* WHAT YOU NEED TO DO: Quote all of the data exactly as given. Skip every picture it contains.

Records from a data collection:

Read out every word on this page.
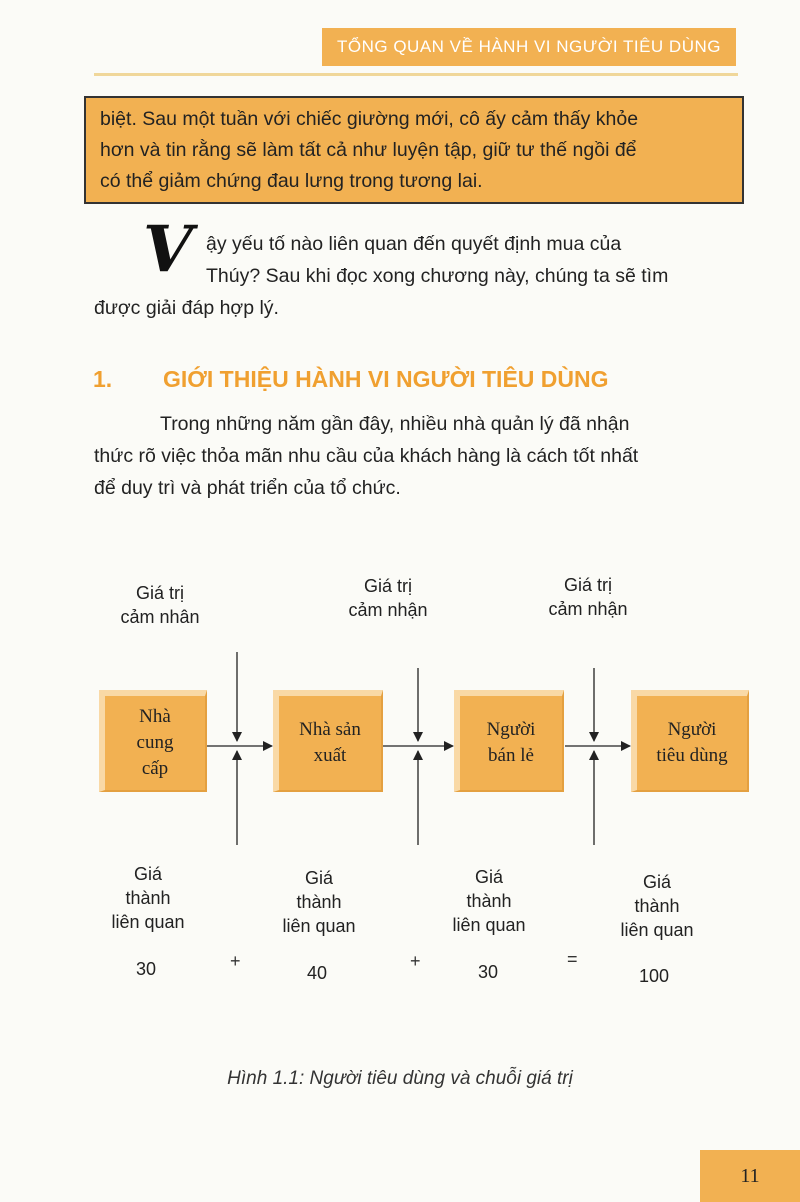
TỔNG QUAN VỀ HÀNH VI NGƯỜI TIÊU DÙNG
biệt. Sau một tuần với chiếc giường mới, cô ấy cảm thấy khỏe
hơn và tin rằng sẽ làm tất cả như luyện tập, giữ tư thế ngồi để
có thể giảm chứng đau lưng trong tương lai.
V ậy yếu tố nào liên quan đến quyết định mua của
Thúy? Sau khi đọc xong chương này, chúng ta sẽ tìm
được giải đáp hợp lý.
1. GIỚI THIỆU HÀNH VI NGƯỜI TIÊU DÙNG
Trong những năm gần đây, nhiều nhà quản lý đã nhận
thức rõ việc thỏa mãn nhu cầu của khách hàng là cách tốt nhất
để duy trì và phát triển của tổ chức.
Giá trị
cảm nhân
Giá trị
cảm nhận
Giá trị
cảm nhận
Nhà
cung
cấp
Nhà sản
xuất
Người
bán lẻ
Người
tiêu dùng
Giá
thành
liên quan
Giá
thành
liên quan
Giá
thành
liên quan
Giá
thành
liên quan
30	+
40
+
30
=
100
Hình 1.1: Người tiêu dùng và chuỗi giá trị
11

* TASK OUTPUT:
Read out every word on this page.
TỔNG QUAN VỀ HÀNH VI NGƯỜI TIÊU DÙNG
biệt. Sau một tuần với chiếc giường mới, cô ấy cảm thấy khỏe
hơn và tin rằng sẽ làm tất cả như luyện tập, giữ tư thế ngồi để
có thể giảm chứng đau lưng trong tương lai.
V ậy yếu tố nào liên quan đến quyết định mua của
Thúy? Sau khi đọc xong chương này, chúng ta sẽ tìm
được giải đáp hợp lý.
1. GIỚI THIỆU HÀNH VI NGƯỜI TIÊU DÙNG
Trong những năm gần đây, nhiều nhà quản lý đã nhận
thức rõ việc thỏa mãn nhu cầu của khách hàng là cách tốt nhất
để duy trì và phát triển của tổ chức.
Giá trị
cảm nhân
Giá trị
cảm nhận
Giá trị
cảm nhận
Nhà
cung
cấp
Nhà sản
xuất
Người
bán lẻ
Người
tiêu dùng
Giá
thành
liên quan
Giá
thành
liên quan
Giá
thành
liên quan
Giá
thành
liên quan
30	+
40
+
30
=
100
Hình 1.1: Người tiêu dùng và chuỗi giá trị
11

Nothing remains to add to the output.